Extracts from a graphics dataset
•••
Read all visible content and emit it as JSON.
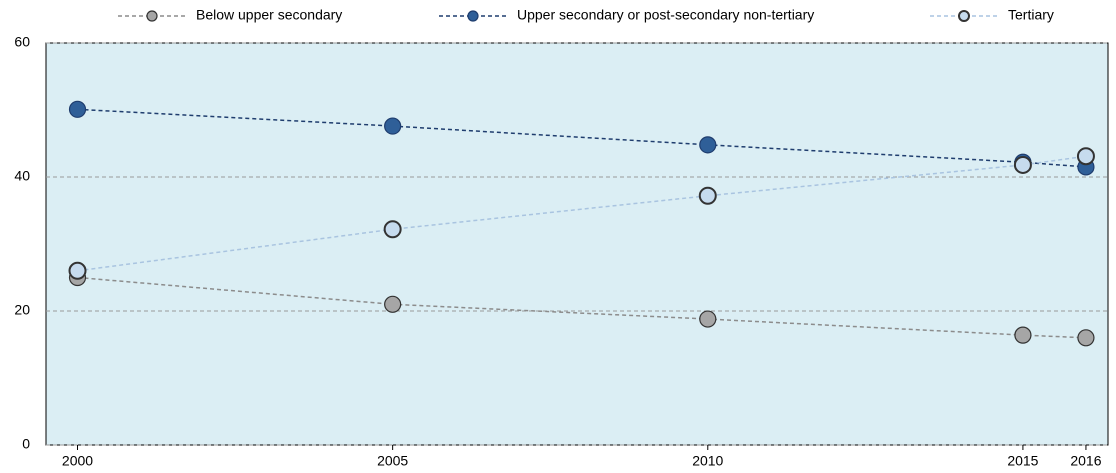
{
  "chart_data": {
    "type": "line",
    "x": [
      2000,
      2005,
      2010,
      2015,
      2016
    ],
    "xlim": [
      1999.5,
      2016.35
    ],
    "xticks": [
      2000,
      2005,
      2010,
      2015,
      2016
    ],
    "ylim": [
      0,
      60
    ],
    "yticks": [
      0,
      20,
      40,
      60
    ],
    "grid": true,
    "legend": "top",
    "series": [
      {
        "name": "Below upper secondary",
        "color": "#a6a6a6",
        "line_color": "#8c8c8c",
        "values": [
          25.0,
          21.0,
          18.8,
          16.4,
          16.0
        ]
      },
      {
        "name": "Upper secondary or post-secondary non-tertiary",
        "color": "#2f5f98",
        "line_color": "#1f3d6e",
        "values": [
          50.1,
          47.6,
          44.8,
          42.2,
          41.5
        ]
      },
      {
        "name": "Tertiary",
        "color": "#c6dbee",
        "line_color": "#a9c4e0",
        "values": [
          26.0,
          32.2,
          37.2,
          41.8,
          43.1
        ]
      }
    ]
  }
}
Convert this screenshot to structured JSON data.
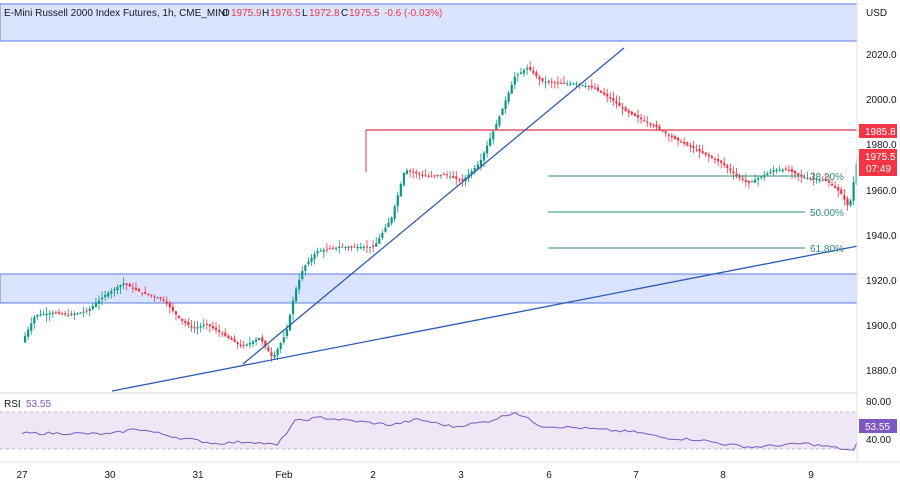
{
  "header": {
    "symbol": "E-Mini Russell 2000 Index Futures, 1h, CME_MINI",
    "open_label": "O",
    "open": "1975.9",
    "high_label": "H",
    "high": "1976.5",
    "low_label": "L",
    "low": "1972.8",
    "close_label": "C",
    "close": "1975.5",
    "change": "-0.6 (-0.03%)"
  },
  "price_axis": {
    "currency": "USD",
    "ticks": [
      "2020.0",
      "2000.0",
      "1980.0",
      "1960.0",
      "1940.0",
      "1920.0",
      "1900.0",
      "1880.0"
    ],
    "level_label": "1985.8",
    "last_price": "1975.5",
    "countdown": "07:49"
  },
  "time_axis": {
    "labels": [
      "27",
      "30",
      "31",
      "Feb",
      "2",
      "3",
      "6",
      "7",
      "8",
      "9"
    ]
  },
  "fib_levels": [
    {
      "label": "38.20%",
      "price": 1966
    },
    {
      "label": "50.00%",
      "price": 1958
    },
    {
      "label": "61.80%",
      "price": 1934
    }
  ],
  "rsi": {
    "label": "RSI",
    "value": "53.55",
    "ticks": [
      "80.00",
      "40.00"
    ],
    "line_color": "#7e57c2"
  },
  "colors": {
    "up": "#089981",
    "down": "#f23645",
    "zone": "#d9e3ff",
    "zone_border": "#5b7ce8",
    "trend": "#2d5bb5",
    "resistance": "#e0304a",
    "fib": "#2f8f7f"
  },
  "chart_data": {
    "type": "candlestick",
    "title": "E-Mini Russell 2000 Index Futures, 1h, CME_MINI",
    "ylim": [
      1870,
      2030
    ],
    "supply_zone": [
      2024.5,
      2034
    ],
    "demand_zone": [
      1909.5,
      1922.5
    ],
    "resistance_level": 1985.8,
    "x_ticks": [
      "27",
      "30",
      "31",
      "Feb",
      "2",
      "3",
      "6",
      "7",
      "8",
      "9"
    ],
    "close_path": [
      [
        0,
        1893
      ],
      [
        0.15,
        1905
      ],
      [
        0.35,
        1906
      ],
      [
        0.55,
        1905
      ],
      [
        0.75,
        1907
      ],
      [
        0.95,
        1914
      ],
      [
        1.15,
        1919
      ],
      [
        1.35,
        1915
      ],
      [
        1.6,
        1912
      ],
      [
        1.8,
        1903
      ],
      [
        1.95,
        1899
      ],
      [
        2.1,
        1901
      ],
      [
        2.3,
        1896
      ],
      [
        2.5,
        1891
      ],
      [
        2.7,
        1895
      ],
      [
        2.85,
        1886
      ],
      [
        3.0,
        1897
      ],
      [
        3.1,
        1915
      ],
      [
        3.2,
        1926
      ],
      [
        3.35,
        1933
      ],
      [
        3.6,
        1935
      ],
      [
        3.85,
        1935
      ],
      [
        4.0,
        1935
      ],
      [
        4.2,
        1948
      ],
      [
        4.35,
        1969
      ],
      [
        4.6,
        1966
      ],
      [
        4.8,
        1967
      ],
      [
        5.0,
        1964
      ],
      [
        5.2,
        1972
      ],
      [
        5.4,
        1990
      ],
      [
        5.6,
        2010
      ],
      [
        5.75,
        2014
      ],
      [
        5.9,
        2008
      ],
      [
        6.1,
        2007
      ],
      [
        6.3,
        2007
      ],
      [
        6.5,
        2005
      ],
      [
        6.7,
        2000
      ],
      [
        6.85,
        1995
      ],
      [
        7.0,
        1992
      ],
      [
        7.2,
        1988
      ],
      [
        7.4,
        1983
      ],
      [
        7.6,
        1979
      ],
      [
        7.8,
        1975
      ],
      [
        7.95,
        1972
      ],
      [
        8.1,
        1967
      ],
      [
        8.25,
        1963
      ],
      [
        8.4,
        1966
      ],
      [
        8.55,
        1969
      ],
      [
        8.7,
        1969
      ],
      [
        8.85,
        1966
      ],
      [
        9.0,
        1965
      ],
      [
        9.15,
        1964
      ],
      [
        9.3,
        1959
      ],
      [
        9.4,
        1952
      ],
      [
        9.5,
        1975
      ],
      [
        9.6,
        1977
      ],
      [
        9.75,
        1978
      ],
      [
        9.9,
        1977
      ],
      [
        10.05,
        1975.5
      ]
    ],
    "rsi_path": [
      [
        0,
        57
      ],
      [
        0.5,
        57
      ],
      [
        1.0,
        56
      ],
      [
        1.3,
        62
      ],
      [
        1.8,
        52
      ],
      [
        2.2,
        46
      ],
      [
        2.6,
        48
      ],
      [
        2.9,
        44
      ],
      [
        3.1,
        70
      ],
      [
        3.4,
        74
      ],
      [
        3.8,
        70
      ],
      [
        4.2,
        66
      ],
      [
        4.5,
        72
      ],
      [
        4.9,
        64
      ],
      [
        5.3,
        70
      ],
      [
        5.6,
        80
      ],
      [
        5.9,
        65
      ],
      [
        6.3,
        63
      ],
      [
        6.7,
        60
      ],
      [
        7.0,
        58
      ],
      [
        7.3,
        52
      ],
      [
        7.7,
        50
      ],
      [
        8.0,
        45
      ],
      [
        8.3,
        42
      ],
      [
        8.6,
        44
      ],
      [
        8.9,
        46
      ],
      [
        9.2,
        42
      ],
      [
        9.45,
        38
      ],
      [
        9.55,
        58
      ],
      [
        9.7,
        56
      ],
      [
        10.05,
        53.55
      ]
    ]
  }
}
•••
* **Directions for this task**
Output every entry exactly as given; pictures are not part of the copy.

* **Task result**
Read all visible content and emit it as JSON.
{
  "chart_data": {
    "type": "line",
    "x": [
      2000,
      2005,
      2010,
      2015,
      2016
    ],
    "xlim": [
      1999.5,
      2016.35
    ],
    "xticks": [
      2000,
      2005,
      2010,
      2015,
      2016
    ],
    "ylim": [
      0,
      60
    ],
    "yticks": [
      0,
      20,
      40,
      60
    ],
    "grid": true,
    "legend": "top",
    "series": [
      {
        "name": "Below upper secondary",
        "color": "#a6a6a6",
        "line_color": "#8c8c8c",
        "values": [
          25.0,
          21.0,
          18.8,
          16.4,
          16.0
        ]
      },
      {
        "name": "Upper secondary or post-secondary non-tertiary",
        "color": "#2f5f98",
        "line_color": "#1f3d6e",
        "values": [
          50.1,
          47.6,
          44.8,
          42.2,
          41.5
        ]
      },
      {
        "name": "Tertiary",
        "color": "#c6dbee",
        "line_color": "#a9c4e0",
        "values": [
          26.0,
          32.2,
          37.2,
          41.8,
          43.1
        ]
      }
    ]
  }
}
Convert this screenshot to structured JSON data.
{
  "header": {
    "symbol": "E-Mini Russell 2000 Index Futures, 1h, CME_MINI",
    "open_label": "O",
    "open": "1975.9",
    "high_label": "H",
    "high": "1976.5",
    "low_label": "L",
    "low": "1972.8",
    "close_label": "C",
    "close": "1975.5",
    "change": "-0.6 (-0.03%)"
  },
  "price_axis": {
    "currency": "USD",
    "ticks": [
      "2020.0",
      "2000.0",
      "1980.0",
      "1960.0",
      "1940.0",
      "1920.0",
      "1900.0",
      "1880.0"
    ],
    "level_label": "1985.8",
    "last_price": "1975.5",
    "countdown": "07:49"
  },
  "time_axis": {
    "labels": [
      "27",
      "30",
      "31",
      "Feb",
      "2",
      "3",
      "6",
      "7",
      "8",
      "9"
    ]
  },
  "fib_levels": [
    {
      "label": "38.20%",
      "price": 1966
    },
    {
      "label": "50.00%",
      "price": 1958
    },
    {
      "label": "61.80%",
      "price": 1934
    }
  ],
  "rsi": {
    "label": "RSI",
    "value": "53.55",
    "ticks": [
      "80.00",
      "40.00"
    ],
    "line_color": "#7e57c2"
  },
  "colors": {
    "up": "#089981",
    "down": "#f23645",
    "zone": "#d9e3ff",
    "zone_border": "#5b7ce8",
    "trend": "#2d5bb5",
    "resistance": "#e0304a",
    "fib": "#2f8f7f"
  },
  "chart_data": {
    "type": "candlestick",
    "title": "E-Mini Russell 2000 Index Futures, 1h, CME_MINI",
    "ylim": [
      1870,
      2030
    ],
    "supply_zone": [
      2024.5,
      2034
    ],
    "demand_zone": [
      1909.5,
      1922.5
    ],
    "resistance_level": 1985.8,
    "x_ticks": [
      "27",
      "30",
      "31",
      "Feb",
      "2",
      "3",
      "6",
      "7",
      "8",
      "9"
    ],
    "close_path": [
      [
        0,
        1893
      ],
      [
        0.15,
        1905
      ],
      [
        0.35,
        1906
      ],
      [
        0.55,
        1905
      ],
      [
        0.75,
        1907
      ],
      [
        0.95,
        1914
      ],
      [
        1.15,
        1919
      ],
      [
        1.35,
        1915
      ],
      [
        1.6,
        1912
      ],
      [
        1.8,
        1903
      ],
      [
        1.95,
        1899
      ],
      [
        2.1,
        1901
      ],
      [
        2.3,
        1896
      ],
      [
        2.5,
        1891
      ],
      [
        2.7,
        1895
      ],
      [
        2.85,
        1886
      ],
      [
        3.0,
        1897
      ],
      [
        3.1,
        1915
      ],
      [
        3.2,
        1926
      ],
      [
        3.35,
        1933
      ],
      [
        3.6,
        1935
      ],
      [
        3.85,
        1935
      ],
      [
        4.0,
        1935
      ],
      [
        4.2,
        1948
      ],
      [
        4.35,
        1969
      ],
      [
        4.6,
        1966
      ],
      [
        4.8,
        1967
      ],
      [
        5.0,
        1964
      ],
      [
        5.2,
        1972
      ],
      [
        5.4,
        1990
      ],
      [
        5.6,
        2010
      ],
      [
        5.75,
        2014
      ],
      [
        5.9,
        2008
      ],
      [
        6.1,
        2007
      ],
      [
        6.3,
        2007
      ],
      [
        6.5,
        2005
      ],
      [
        6.7,
        2000
      ],
      [
        6.85,
        1995
      ],
      [
        7.0,
        1992
      ],
      [
        7.2,
        1988
      ],
      [
        7.4,
        1983
      ],
      [
        7.6,
        1979
      ],
      [
        7.8,
        1975
      ],
      [
        7.95,
        1972
      ],
      [
        8.1,
        1967
      ],
      [
        8.25,
        1963
      ],
      [
        8.4,
        1966
      ],
      [
        8.55,
        1969
      ],
      [
        8.7,
        1969
      ],
      [
        8.85,
        1966
      ],
      [
        9.0,
        1965
      ],
      [
        9.15,
        1964
      ],
      [
        9.3,
        1959
      ],
      [
        9.4,
        1952
      ],
      [
        9.5,
        1975
      ],
      [
        9.6,
        1977
      ],
      [
        9.75,
        1978
      ],
      [
        9.9,
        1977
      ],
      [
        10.05,
        1975.5
      ]
    ],
    "rsi_path": [
      [
        0,
        57
      ],
      [
        0.5,
        57
      ],
      [
        1.0,
        56
      ],
      [
        1.3,
        62
      ],
      [
        1.8,
        52
      ],
      [
        2.2,
        46
      ],
      [
        2.6,
        48
      ],
      [
        2.9,
        44
      ],
      [
        3.1,
        70
      ],
      [
        3.4,
        74
      ],
      [
        3.8,
        70
      ],
      [
        4.2,
        66
      ],
      [
        4.5,
        72
      ],
      [
        4.9,
        64
      ],
      [
        5.3,
        70
      ],
      [
        5.6,
        80
      ],
      [
        5.9,
        65
      ],
      [
        6.3,
        63
      ],
      [
        6.7,
        60
      ],
      [
        7.0,
        58
      ],
      [
        7.3,
        52
      ],
      [
        7.7,
        50
      ],
      [
        8.0,
        45
      ],
      [
        8.3,
        42
      ],
      [
        8.6,
        44
      ],
      [
        8.9,
        46
      ],
      [
        9.2,
        42
      ],
      [
        9.45,
        38
      ],
      [
        9.55,
        58
      ],
      [
        9.7,
        56
      ],
      [
        10.05,
        53.55
      ]
    ]
  }
}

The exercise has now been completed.